* begin *
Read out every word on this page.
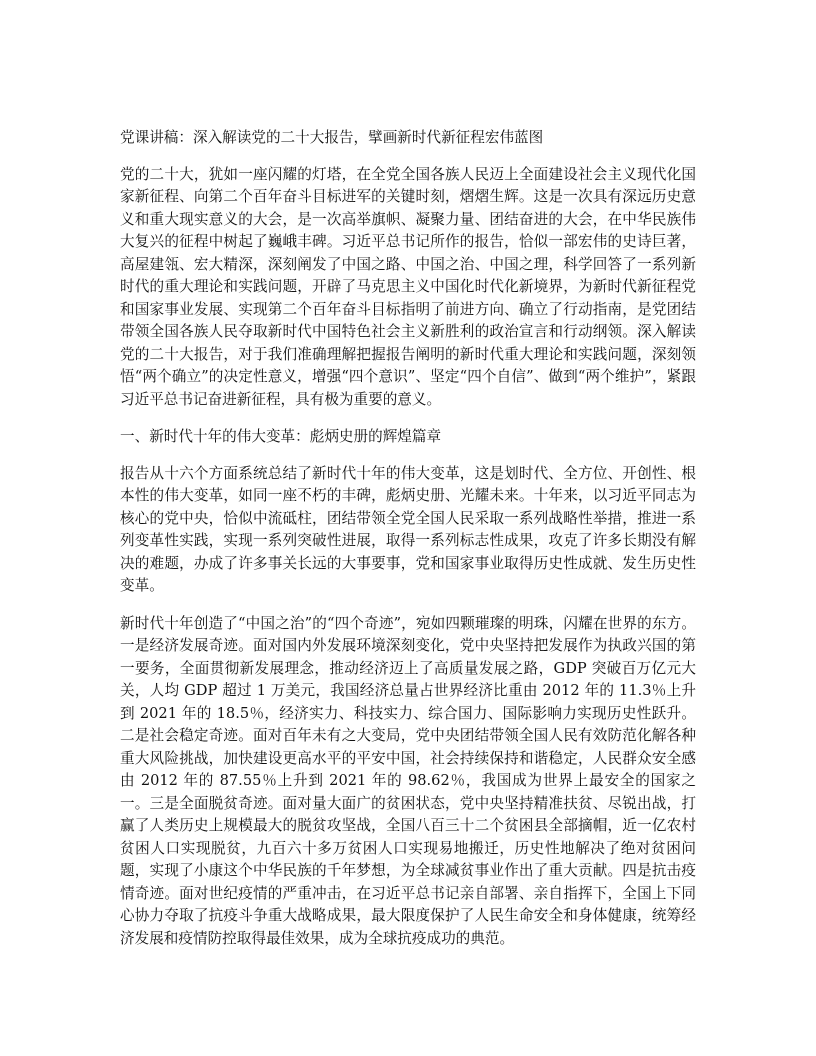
党课讲稿：深入解读党的二十大报告，擘画新时代新征程宏伟蓝图

党的二十大，犹如一座闪耀的灯塔，在全党全国各族人民迈上全面建设社会主义现代化国家新征程、向第二个百年奋斗目标进军的关键时刻，熠熠生辉。这是一次具有深远历史意义和重大现实意义的大会，是一次高举旗帜、凝聚力量、团结奋进的大会，在中华民族伟大复兴的征程中树起了巍峨丰碑。习近平总书记所作的报告，恰似一部宏伟的史诗巨著，高屋建瓴、宏大精深，深刻阐发了中国之路、中国之治、中国之理，科学回答了一系列新时代的重大理论和实践问题，开辟了马克思主义中国化时代化新境界，为新时代新征程党和国家事业发展、实现第二个百年奋斗目标指明了前进方向、确立了行动指南，是党团结带领全国各族人民夺取新时代中国特色社会主义新胜利的政治宣言和行动纲领。深入解读党的二十大报告，对于我们准确理解把握报告阐明的新时代重大理论和实践问题，深刻领悟“两个确立”的决定性意义，增强“四个意识”、坚定“四个自信”、做到“两个维护”，紧跟习近平总书记奋进新征程，具有极为重要的意义。

一、新时代十年的伟大变革：彪炳史册的辉煌篇章

报告从十六个方面系统总结了新时代十年的伟大变革，这是划时代、全方位、开创性、根本性的伟大变革，如同一座不朽的丰碑，彪炳史册、光耀未来。十年来，以习近平同志为核心的党中央，恰似中流砥柱，团结带领全党全国人民采取一系列战略性举措，推进一系列变革性实践，实现一系列突破性进展，取得一系列标志性成果，攻克了许多长期没有解决的难题，办成了许多事关长远的大事要事，党和国家事业取得历史性成就、发生历史性变革。

新时代十年创造了“中国之治”的“四个奇迹”，宛如四颗璀璨的明珠，闪耀在世界的东方。一是经济发展奇迹。面对国内外发展环境深刻变化，党中央坚持把发展作为执政兴国的第一要务，全面贯彻新发展理念，推动经济迈上了高质量发展之路，GDP 突破百万亿元大关，人均 GDP 超过 1 万美元，我国经济总量占世界经济比重由 2012 年的 11.3％上升到 2021 年的 18.5％，经济实力、科技实力、综合国力、国际影响力实现历史性跃升。二是社会稳定奇迹。面对百年未有之大变局，党中央团结带领全国人民有效防范化解各种重大风险挑战，加快建设更高水平的平安中国，社会持续保持和谐稳定，人民群众安全感由 2012 年的 87.55％上升到 2021 年的 98.62％，我国成为世界上最安全的国家之一。三是全面脱贫奇迹。面对量大面广的贫困状态，党中央坚持精准扶贫、尽锐出战，打赢了人类历史上规模最大的脱贫攻坚战，全国八百三十二个贫困县全部摘帽，近一亿农村贫困人口实现脱贫，九百六十多万贫困人口实现易地搬迁，历史性地解决了绝对贫困问题，实现了小康这个中华民族的千年梦想，为全球减贫事业作出了重大贡献。四是抗击疫情奇迹。面对世纪疫情的严重冲击，在习近平总书记亲自部署、亲自指挥下，全国上下同心协力夺取了抗疫斗争重大战略成果，最大限度保护了人民生命安全和身体健康，统筹经济发展和疫情防控取得最佳效果，成为全球抗疫成功的典范。
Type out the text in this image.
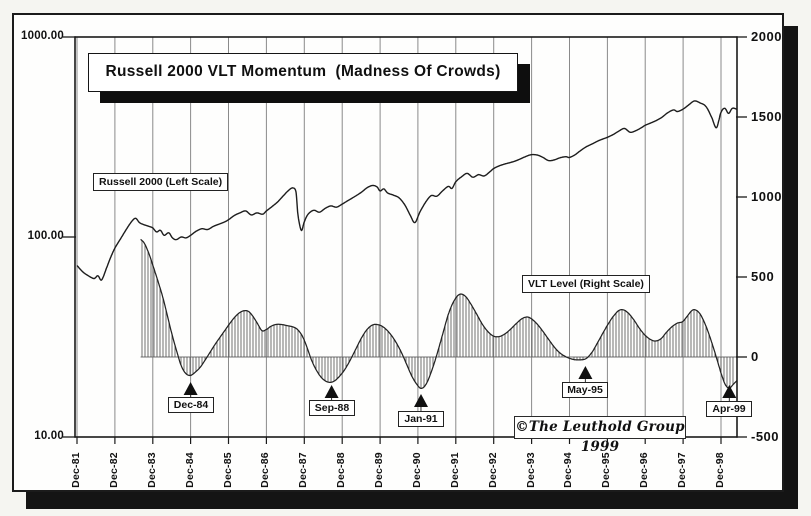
1000.00
100.00
10.00
2000
1500
1000
500
0
-500
Dec-81 Dec-82 Dec-83 Dec-84 Dec-85 Dec-86 Dec-87 Dec-88 Dec-89 Dec-90 Dec-91 Dec-92 Dec-93 Dec-94 Dec-95 Dec-96 Dec-97 Dec-98
Dec-84	Sep-88
Jan-91
May-95
Apr-99
Russell 2000 VLT Momentum  (Madness Of Crowds)
Russell 2000 (Left Scale)
VLT Level (Right Scale)
©The Leuthold Group 1999
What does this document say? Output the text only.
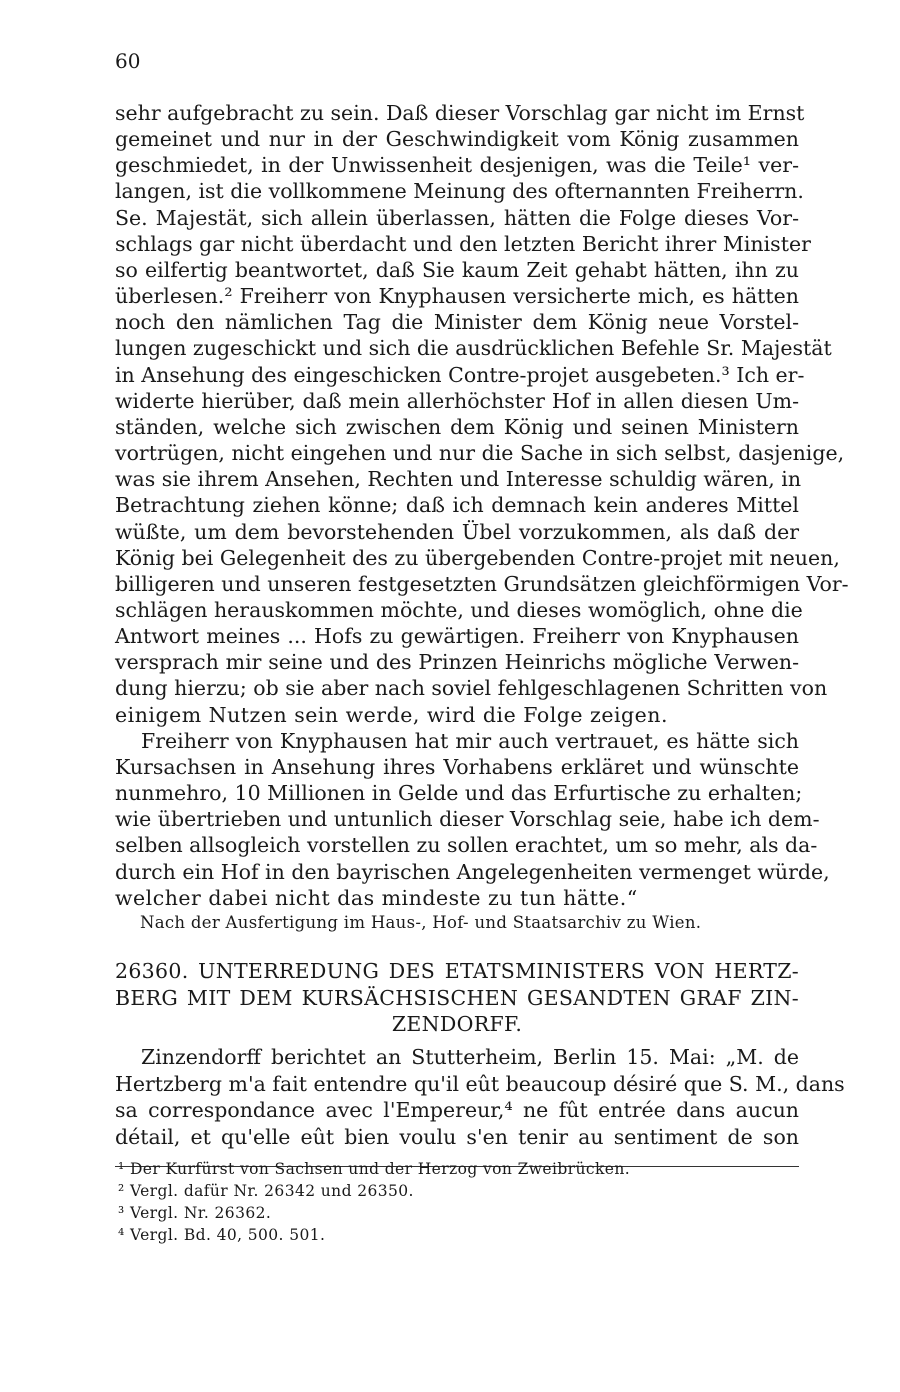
60

sehr aufgebracht zu sein. Daß dieser Vorschlag gar nicht im Ernst
gemeinet und nur in der Geschwindigkeit vom König zusammen
geschmiedet, in der Unwissenheit desjenigen, was die Teile¹ ver-
langen, ist die vollkommene Meinung des ofternannten Freiherrn.
Se. Majestät, sich allein überlassen, hätten die Folge dieses Vor-
schlags gar nicht überdacht und den letzten Bericht ihrer Minister
so eilfertig beantwortet, daß Sie kaum Zeit gehabt hätten, ihn zu
überlesen.² Freiherr von Knyphausen versicherte mich, es hätten
noch den nämlichen Tag die Minister dem König neue Vorstel-
lungen zugeschickt und sich die ausdrücklichen Befehle Sr. Majestät
in Ansehung des eingeschicken Contre-projet ausgebeten.³ Ich er-
widerte hierüber, daß mein allerhöchster Hof in allen diesen Um-
ständen, welche sich zwischen dem König und seinen Ministern
vortrügen, nicht eingehen und nur die Sache in sich selbst, dasjenige,
was sie ihrem Ansehen, Rechten und Interesse schuldig wären, in
Betrachtung ziehen könne; daß ich demnach kein anderes Mittel
wüßte, um dem bevorstehenden Übel vorzukommen, als daß der
König bei Gelegenheit des zu übergebenden Contre-projet mit neuen,
billigeren und unseren festgesetzten Grundsätzen gleichförmigen Vor-
schlägen herauskommen möchte, und dieses womöglich, ohne die
Antwort meines ... Hofs zu gewärtigen. Freiherr von Knyphausen
versprach mir seine und des Prinzen Heinrichs mögliche Verwen-
dung hierzu; ob sie aber nach soviel fehlgeschlagenen Schritten von
einigem Nutzen sein werde, wird die Folge zeigen.
Freiherr von Knyphausen hat mir auch vertrauet, es hätte sich
Kursachsen in Ansehung ihres Vorhabens erkläret und wünschte
nunmehro, 10 Millionen in Gelde und das Erfurtische zu erhalten;
wie übertrieben und untunlich dieser Vorschlag seie, habe ich dem-
selben allsogleich vorstellen zu sollen erachtet, um so mehr, als da-
durch ein Hof in den bayrischen Angelegenheiten vermenget würde,
welcher dabei nicht das mindeste zu tun hätte.“

Nach der Ausfertigung im Haus-, Hof- und Staatsarchiv zu Wien.

26360. UNTERREDUNG DES ETATSMINISTERS VON HERTZ-
BERG MIT DEM KURSÄCHSISCHEN GESANDTEN GRAF ZIN-
ZENDORFF.
Zinzendorff berichtet an Stutterheim, Berlin 15. Mai: „M. de
Hertzberg m'a fait entendre qu'il eût beaucoup désiré que S. M., dans
sa correspondance avec l'Empereur,⁴ ne fût entrée dans aucun
détail, et qu'elle eût bien voulu s'en tenir au sentiment de son
¹ Der Kurfürst von Sachsen und der Herzog von Zweibrücken.
² Vergl. dafür Nr. 26342 und 26350.
³ Vergl. Nr. 26362.
⁴ Vergl. Bd. 40, 500. 501.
* end *
### WHAT IS EXPECTED
Filter the listing for the word "this" and copy every line that holds it.

### SOLUTION
Read out every word on this page.
Type out the text in this image.
What does this document say? Output the text only.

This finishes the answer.